• [Data entries]
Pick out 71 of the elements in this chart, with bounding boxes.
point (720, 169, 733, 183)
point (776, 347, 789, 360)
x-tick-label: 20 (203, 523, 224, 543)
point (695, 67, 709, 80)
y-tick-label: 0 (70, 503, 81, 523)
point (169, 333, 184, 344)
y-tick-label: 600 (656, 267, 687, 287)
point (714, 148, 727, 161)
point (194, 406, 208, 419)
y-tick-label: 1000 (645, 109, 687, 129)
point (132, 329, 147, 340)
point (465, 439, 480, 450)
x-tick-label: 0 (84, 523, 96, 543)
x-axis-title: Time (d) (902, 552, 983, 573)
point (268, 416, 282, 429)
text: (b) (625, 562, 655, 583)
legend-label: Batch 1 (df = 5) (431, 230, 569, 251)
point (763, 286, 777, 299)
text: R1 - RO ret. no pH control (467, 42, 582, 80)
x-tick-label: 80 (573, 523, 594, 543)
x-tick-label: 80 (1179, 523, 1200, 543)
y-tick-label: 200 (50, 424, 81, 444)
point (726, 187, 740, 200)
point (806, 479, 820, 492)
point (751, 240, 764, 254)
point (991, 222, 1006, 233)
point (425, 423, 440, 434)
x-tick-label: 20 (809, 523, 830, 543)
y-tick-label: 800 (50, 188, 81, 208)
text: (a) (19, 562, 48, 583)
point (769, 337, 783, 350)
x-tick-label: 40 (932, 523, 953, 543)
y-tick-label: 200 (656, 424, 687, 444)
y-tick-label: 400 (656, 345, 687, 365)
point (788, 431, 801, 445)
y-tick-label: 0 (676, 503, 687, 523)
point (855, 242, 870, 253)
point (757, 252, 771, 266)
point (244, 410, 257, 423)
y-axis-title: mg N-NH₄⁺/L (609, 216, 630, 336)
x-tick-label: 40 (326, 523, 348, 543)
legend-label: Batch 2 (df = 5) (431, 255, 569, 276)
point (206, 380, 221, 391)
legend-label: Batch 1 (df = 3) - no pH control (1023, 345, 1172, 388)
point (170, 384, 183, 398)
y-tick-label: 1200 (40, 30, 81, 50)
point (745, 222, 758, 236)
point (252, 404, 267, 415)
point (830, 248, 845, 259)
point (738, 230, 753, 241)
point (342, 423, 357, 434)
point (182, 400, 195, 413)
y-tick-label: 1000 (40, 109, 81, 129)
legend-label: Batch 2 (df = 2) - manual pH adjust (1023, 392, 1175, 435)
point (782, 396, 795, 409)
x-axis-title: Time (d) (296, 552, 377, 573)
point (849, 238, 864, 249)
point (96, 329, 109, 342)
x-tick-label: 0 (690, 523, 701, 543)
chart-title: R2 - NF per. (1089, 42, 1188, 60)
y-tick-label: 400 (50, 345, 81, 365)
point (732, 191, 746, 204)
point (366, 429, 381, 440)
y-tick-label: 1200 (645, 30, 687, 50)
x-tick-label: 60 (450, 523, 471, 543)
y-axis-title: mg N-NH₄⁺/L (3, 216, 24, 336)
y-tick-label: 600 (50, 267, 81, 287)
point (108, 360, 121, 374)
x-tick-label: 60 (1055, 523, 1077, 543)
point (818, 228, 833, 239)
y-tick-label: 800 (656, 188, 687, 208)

• [Task statement]
Render every line of the item above as a JSON list of strings, one string per line, omitting any blank lines.

• [Exercise response]
[
  "Pick out 71 of the elements in this chart, with bounding boxes.",
  "point (720, 169, 733, 183)",
  "point (776, 347, 789, 360)",
  "x-tick-label: 20 (203, 523, 224, 543)",
  "point (695, 67, 709, 80)",
  "y-tick-label: 0 (70, 503, 81, 523)",
  "point (169, 333, 184, 344)",
  "y-tick-label: 600 (656, 267, 687, 287)",
  "point (714, 148, 727, 161)",
  "point (194, 406, 208, 419)",
  "y-tick-label: 1000 (645, 109, 687, 129)",
  "point (132, 329, 147, 340)",
  "point (465, 439, 480, 450)",
  "x-tick-label: 0 (84, 523, 96, 543)",
  "x-axis-title: Time (d) (902, 552, 983, 573)",
  "point (268, 416, 282, 429)",
  "text: (b) (625, 562, 655, 583)",
  "legend-label: Batch 1 (df = 5) (431, 230, 569, 251)",
  "point (763, 286, 777, 299)",
  "text: R1 - RO ret. no pH control (467, 42, 582, 80)",
  "x-tick-label: 80 (573, 523, 594, 543)",
  "x-tick-label: 80 (1179, 523, 1200, 543)",
  "y-tick-label: 200 (50, 424, 81, 444)",
  "point (726, 187, 740, 200)",
  "point (806, 479, 820, 492)",
  "point (751, 240, 764, 254)",
  "point (991, 222, 1006, 233)",
  "point (425, 423, 440, 434)",
  "x-tick-label: 20 (809, 523, 830, 543)",
  "y-tick-label: 800 (50, 188, 81, 208)",
  "text: (a) (19, 562, 48, 583)",
  "point (769, 337, 783, 350)",
  "x-tick-label: 40 (932, 523, 953, 543)",
  "y-tick-label: 200 (656, 424, 687, 444)",
  "y-tick-label: 400 (656, 345, 687, 365)",
  "point (788, 431, 801, 445)",
  "y-tick-label: 0 (676, 503, 687, 523)",
  "point (855, 242, 870, 253)",
  "point (757, 252, 771, 266)",
  "point (244, 410, 257, 423)",
  "y-axis-title: mg N-NH₄⁺/L (609, 216, 630, 336)",
  "x-tick-label: 40 (326, 523, 348, 543)",
  "legend-label: Batch 2 (df = 5) (431, 255, 569, 276)",
  "point (206, 380, 221, 391)",
  "legend-label: Batch 1 (df = 3) - no pH control (1023, 345, 1172, 388)",
  "point (170, 384, 183, 398)",
  "y-tick-label: 1200 (40, 30, 81, 50)",
  "point (745, 222, 758, 236)",
  "point (252, 404, 267, 415)",
  "point (830, 248, 845, 259)",
  "point (738, 230, 753, 241)",
  "point (342, 423, 357, 434)",
  "point (182, 400, 195, 413)",
  "y-tick-label: 1000 (40, 109, 81, 129)",
  "legend-label: Batch 2 (df = 2) - manual pH adjust (1023, 392, 1175, 435)",
  "point (782, 396, 795, 409)",
  "x-axis-title: Time (d) (296, 552, 377, 573)",
  "point (849, 238, 864, 249)",
  "point (96, 329, 109, 342)",
  "x-tick-label: 0 (690, 523, 701, 543)",
  "chart-title: R2 - NF per. (1089, 42, 1188, 60)",
  "y-tick-label: 400 (50, 345, 81, 365)",
  "point (732, 191, 746, 204)",
  "point (366, 429, 381, 440)",
  "y-tick-label: 1200 (645, 30, 687, 50)",
  "x-tick-label: 60 (450, 523, 471, 543)",
  "y-axis-title: mg N-NH₄⁺/L (3, 216, 24, 336)",
  "y-tick-label: 600 (50, 267, 81, 287)",
  "point (108, 360, 121, 374)",
  "x-tick-label: 60 (1055, 523, 1077, 543)",
  "point (818, 228, 833, 239)",
  "y-tick-label: 800 (656, 188, 687, 208)"
]